_GIVEN PROBLEM_
Give the number of lines containing the word "name" and nothing more.

[Dataset records on visual material]
================
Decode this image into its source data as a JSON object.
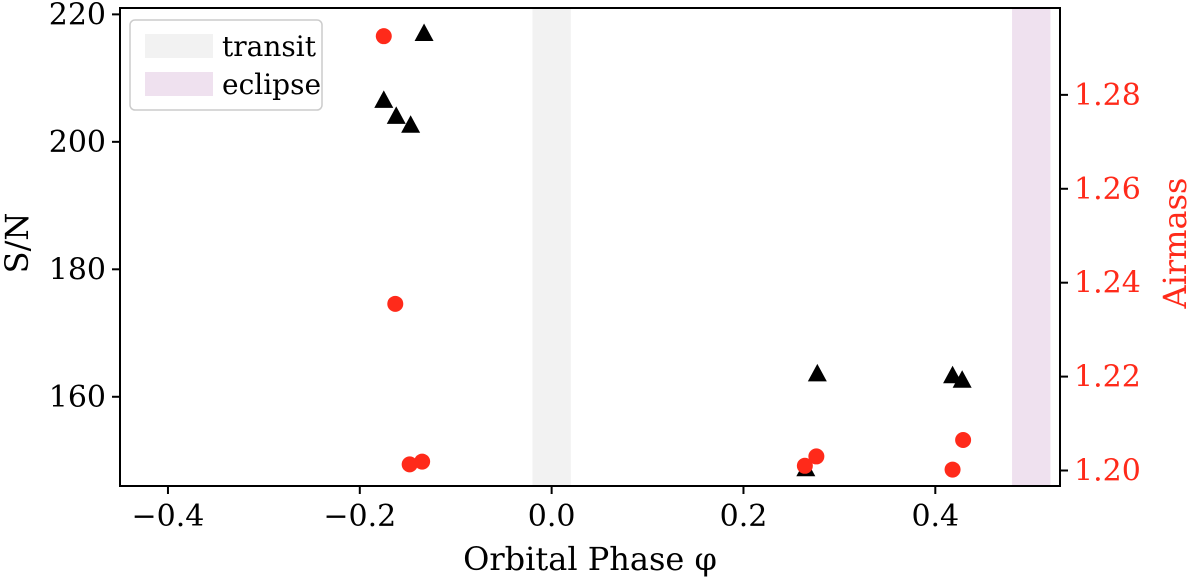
{
  "chart_data": {
    "type": "scatter",
    "xlabel": "Orbital Phase φ",
    "ylabel_left": "S/N",
    "ylabel_right": "Airmass",
    "xlim": [
      -0.45,
      0.53
    ],
    "ylim_left": [
      146.0,
      221.0
    ],
    "ylim_right": [
      1.1967,
      1.2985
    ],
    "x_ticks": [
      -0.4,
      -0.2,
      0.0,
      0.2,
      0.4
    ],
    "x_tick_labels": [
      "−0.4",
      "−0.2",
      "0.0",
      "0.2",
      "0.4"
    ],
    "y_left_ticks": [
      160,
      180,
      200,
      220
    ],
    "y_left_tick_labels": [
      "160",
      "180",
      "200",
      "220"
    ],
    "y_right_ticks": [
      1.2,
      1.22,
      1.24,
      1.26,
      1.28
    ],
    "y_right_tick_labels": [
      "1.20",
      "1.22",
      "1.24",
      "1.26",
      "1.28"
    ],
    "right_axis_color": "#ff2a1a",
    "legend": {
      "placement": "top-left",
      "entries": [
        {
          "label": "transit",
          "color": "#f2f2f2"
        },
        {
          "label": "eclipse",
          "color": "#efe1ef"
        }
      ]
    },
    "shaded_regions": [
      {
        "name": "transit",
        "x_start": -0.02,
        "x_end": 0.02,
        "color": "#f2f2f2"
      },
      {
        "name": "eclipse",
        "x_start": 0.48,
        "x_end": 0.52,
        "color": "#efe1ef"
      }
    ],
    "series": [
      {
        "axis": "left",
        "marker": "triangle",
        "color": "#000000",
        "x": [
          -0.175,
          -0.162,
          -0.147,
          -0.133,
          0.265,
          0.277,
          0.418,
          0.428
        ],
        "y": [
          206.5,
          204.0,
          202.6,
          217.0,
          148.7,
          163.6,
          163.3,
          162.6
        ]
      },
      {
        "axis": "right",
        "marker": "circle",
        "color": "#ff2a1a",
        "x": [
          -0.175,
          -0.163,
          -0.148,
          -0.135,
          0.264,
          0.276,
          0.418,
          0.429
        ],
        "y": [
          1.2925,
          1.2355,
          1.2013,
          1.2019,
          1.201,
          1.203,
          1.2002,
          1.2065
        ]
      }
    ]
  }
}
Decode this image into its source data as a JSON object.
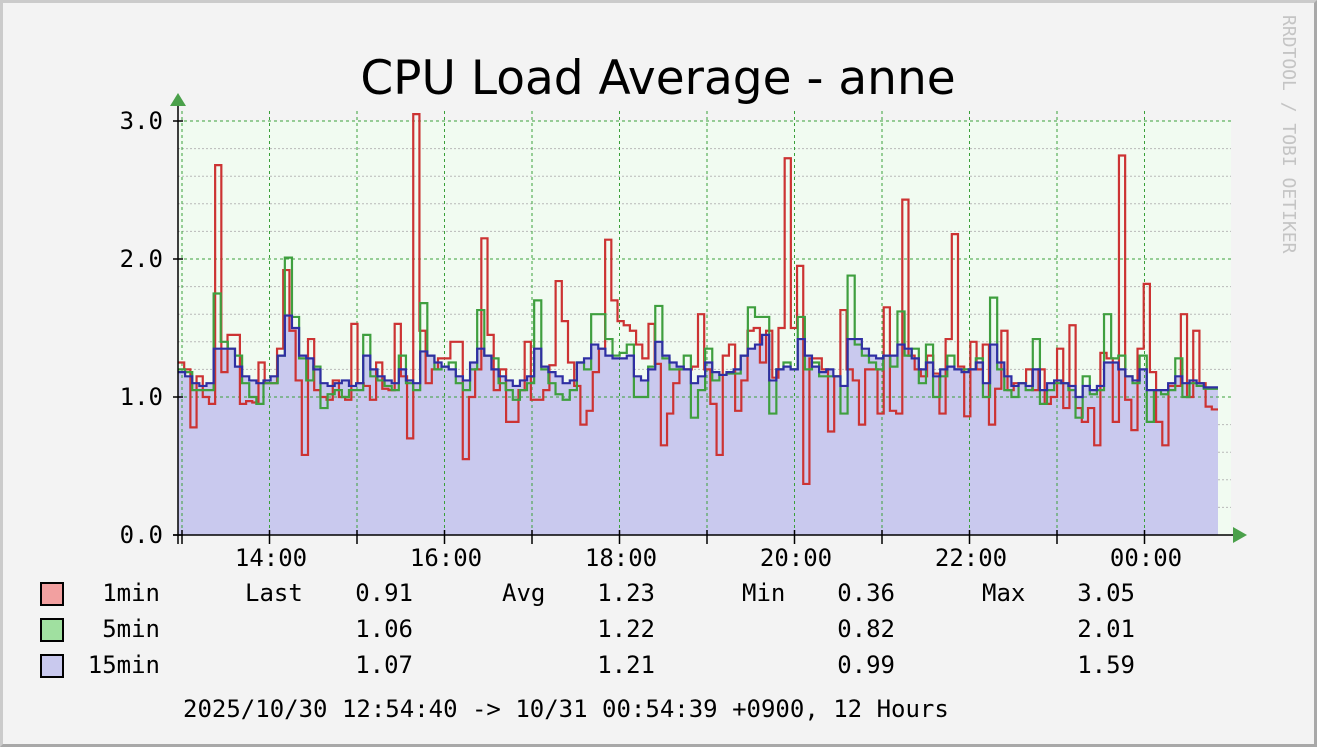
{
  "chart_data": {
    "type": "area",
    "title": "CPU Load Average - anne",
    "watermark": "RRDTOOL / TOBI OETIKER",
    "ylim": [
      0,
      3.0
    ],
    "yticks": [
      "0.0",
      "1.0",
      "2.0",
      "3.0"
    ],
    "xticks": [
      "14:00",
      "16:00",
      "18:00",
      "20:00",
      "22:00",
      "00:00"
    ],
    "time_range": "2025/10/30 12:54:40 -> 10/31 00:54:39 +0900, 12 Hours",
    "grid": true,
    "colors": {
      "background": "#f3f3f3",
      "plot_bg": "#f1fbf1",
      "grid": "#3aa03a",
      "min_grid": "#b9b9b9",
      "area": "#c9c9ee",
      "arrow": "#4aa04a",
      "axis": "#000000"
    },
    "stats_headers": {
      "last": "Last",
      "avg": "Avg",
      "min": "Min",
      "max": "Max"
    },
    "series": [
      {
        "name": "1min",
        "color": "#cc3333",
        "swatch": "#f2a0a0",
        "last": "0.91",
        "avg": "1.23",
        "min": "0.36",
        "max": "3.05",
        "values": [
          1.25,
          1.2,
          0.78,
          1.15,
          1.0,
          0.95,
          2.68,
          1.18,
          1.45,
          1.45,
          0.95,
          0.97,
          0.96,
          1.25,
          1.1,
          1.1,
          1.35,
          1.92,
          1.48,
          1.12,
          0.58,
          1.42,
          1.05,
          1.0,
          0.98,
          1.12,
          1.0,
          0.98,
          1.53,
          1.1,
          1.08,
          0.98,
          1.25,
          1.06,
          1.05,
          1.53,
          1.15,
          0.7,
          3.05,
          1.48,
          1.1,
          1.2,
          1.28,
          1.28,
          1.4,
          1.4,
          0.55,
          1.0,
          1.2,
          2.15,
          1.45,
          1.05,
          1.2,
          0.82,
          0.82,
          1.05,
          1.4,
          0.98,
          0.98,
          1.05,
          1.23,
          1.84,
          1.55,
          1.25,
          1.08,
          0.8,
          0.9,
          1.18,
          1.35,
          2.14,
          1.7,
          1.55,
          1.52,
          1.48,
          1.38,
          1.28,
          1.53,
          1.24,
          0.65,
          0.88,
          1.1,
          1.2,
          1.2,
          1.22,
          1.6,
          1.2,
          0.95,
          0.58,
          1.3,
          1.38,
          0.9,
          1.12,
          1.48,
          1.5,
          1.25,
          1.48,
          1.14,
          1.5,
          2.73,
          1.5,
          1.95,
          0.37,
          1.28,
          1.28,
          1.2,
          0.75,
          1.15,
          1.63,
          1.2,
          1.12,
          0.8,
          1.2,
          1.2,
          0.88,
          1.65,
          0.9,
          0.88,
          2.43,
          1.3,
          1.2,
          1.15,
          1.3,
          1.17,
          0.88,
          1.42,
          2.18,
          1.22,
          0.86,
          1.4,
          1.2,
          1.38,
          0.8,
          1.06,
          1.48,
          1.05,
          1.1,
          1.1,
          1.2,
          1.05,
          1.2,
          0.95,
          1.0,
          1.35,
          0.92,
          1.52,
          0.92,
          0.82,
          0.92,
          0.65,
          1.32,
          1.28,
          0.82,
          2.75,
          0.98,
          0.76,
          1.35,
          1.82,
          1.18,
          0.82,
          0.65,
          1.08,
          1.08,
          1.6,
          1.0,
          1.48,
          1.1,
          0.93,
          0.91
        ]
      },
      {
        "name": "5min",
        "color": "#3f9f3f",
        "swatch": "#a0e0a0",
        "last": "1.06",
        "avg": "1.22",
        "min": "0.82",
        "max": "2.01",
        "values": [
          1.2,
          1.18,
          1.05,
          1.05,
          1.05,
          1.75,
          1.4,
          1.35,
          1.3,
          1.1,
          1.0,
          0.95,
          1.1,
          1.1,
          1.3,
          2.01,
          1.58,
          1.28,
          1.12,
          1.22,
          0.92,
          1.02,
          1.05,
          1.0,
          1.05,
          1.05,
          1.45,
          1.15,
          1.12,
          1.08,
          1.05,
          1.3,
          1.1,
          1.05,
          1.68,
          1.3,
          1.2,
          1.22,
          1.25,
          1.1,
          1.05,
          1.2,
          1.63,
          1.3,
          1.28,
          1.1,
          1.05,
          0.98,
          1.05,
          1.1,
          1.7,
          1.2,
          1.1,
          1.02,
          0.98,
          1.05,
          1.25,
          1.2,
          1.6,
          1.6,
          1.42,
          1.3,
          1.32,
          1.38,
          1.0,
          1.0,
          1.22,
          1.66,
          1.28,
          1.2,
          1.2,
          1.3,
          0.85,
          1.05,
          1.35,
          1.12,
          1.16,
          1.17,
          1.17,
          1.3,
          1.65,
          1.58,
          1.58,
          0.88,
          1.2,
          1.25,
          1.2,
          1.58,
          1.2,
          1.25,
          1.15,
          1.15,
          1.15,
          0.88,
          1.88,
          1.38,
          1.3,
          1.25,
          1.2,
          1.3,
          1.22,
          1.62,
          1.3,
          1.35,
          1.1,
          1.38,
          1.0,
          1.15,
          1.3,
          1.2,
          1.2,
          1.2,
          1.28,
          1.0,
          1.72,
          1.2,
          1.05,
          1.0,
          1.1,
          1.05,
          1.42,
          0.95,
          1.05,
          1.1,
          1.1,
          1.05,
          0.85,
          1.15,
          1.02,
          1.05,
          1.6,
          1.28,
          1.3,
          1.15,
          1.1,
          1.3,
          0.82,
          1.05,
          1.02,
          1.05,
          1.28,
          1.0,
          1.1,
          1.08,
          1.06,
          1.06
        ]
      },
      {
        "name": "15min",
        "color": "#2f2fa3",
        "swatch": "#c9c9ee",
        "last": "1.07",
        "avg": "1.21",
        "min": "0.99",
        "max": "1.59",
        "values": [
          1.18,
          1.15,
          1.1,
          1.08,
          1.1,
          1.35,
          1.35,
          1.35,
          1.22,
          1.15,
          1.12,
          1.1,
          1.12,
          1.15,
          1.3,
          1.59,
          1.5,
          1.3,
          1.28,
          1.2,
          1.1,
          1.08,
          1.1,
          1.12,
          1.08,
          1.1,
          1.3,
          1.2,
          1.15,
          1.12,
          1.1,
          1.2,
          1.12,
          1.1,
          1.33,
          1.3,
          1.25,
          1.22,
          1.2,
          1.15,
          1.12,
          1.25,
          1.35,
          1.3,
          1.2,
          1.15,
          1.12,
          1.08,
          1.12,
          1.15,
          1.35,
          1.22,
          1.18,
          1.15,
          1.1,
          1.12,
          1.25,
          1.28,
          1.38,
          1.35,
          1.3,
          1.28,
          1.28,
          1.3,
          1.15,
          1.12,
          1.2,
          1.4,
          1.3,
          1.25,
          1.22,
          1.2,
          1.1,
          1.15,
          1.25,
          1.18,
          1.16,
          1.18,
          1.2,
          1.3,
          1.35,
          1.38,
          1.45,
          1.12,
          1.2,
          1.22,
          1.2,
          1.42,
          1.3,
          1.22,
          1.18,
          1.2,
          1.15,
          1.08,
          1.42,
          1.42,
          1.35,
          1.3,
          1.28,
          1.3,
          1.3,
          1.38,
          1.35,
          1.28,
          1.2,
          1.25,
          1.15,
          1.2,
          1.22,
          1.2,
          1.18,
          1.2,
          1.25,
          1.1,
          1.38,
          1.25,
          1.15,
          1.08,
          1.1,
          1.08,
          1.2,
          1.05,
          1.1,
          1.12,
          1.1,
          1.08,
          1.0,
          1.08,
          1.05,
          1.08,
          1.25,
          1.25,
          1.2,
          1.15,
          1.12,
          1.2,
          1.05,
          1.05,
          1.05,
          1.1,
          1.15,
          1.1,
          1.12,
          1.1,
          1.07,
          1.07
        ]
      }
    ]
  }
}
================
_WORKED SOLUTION_
5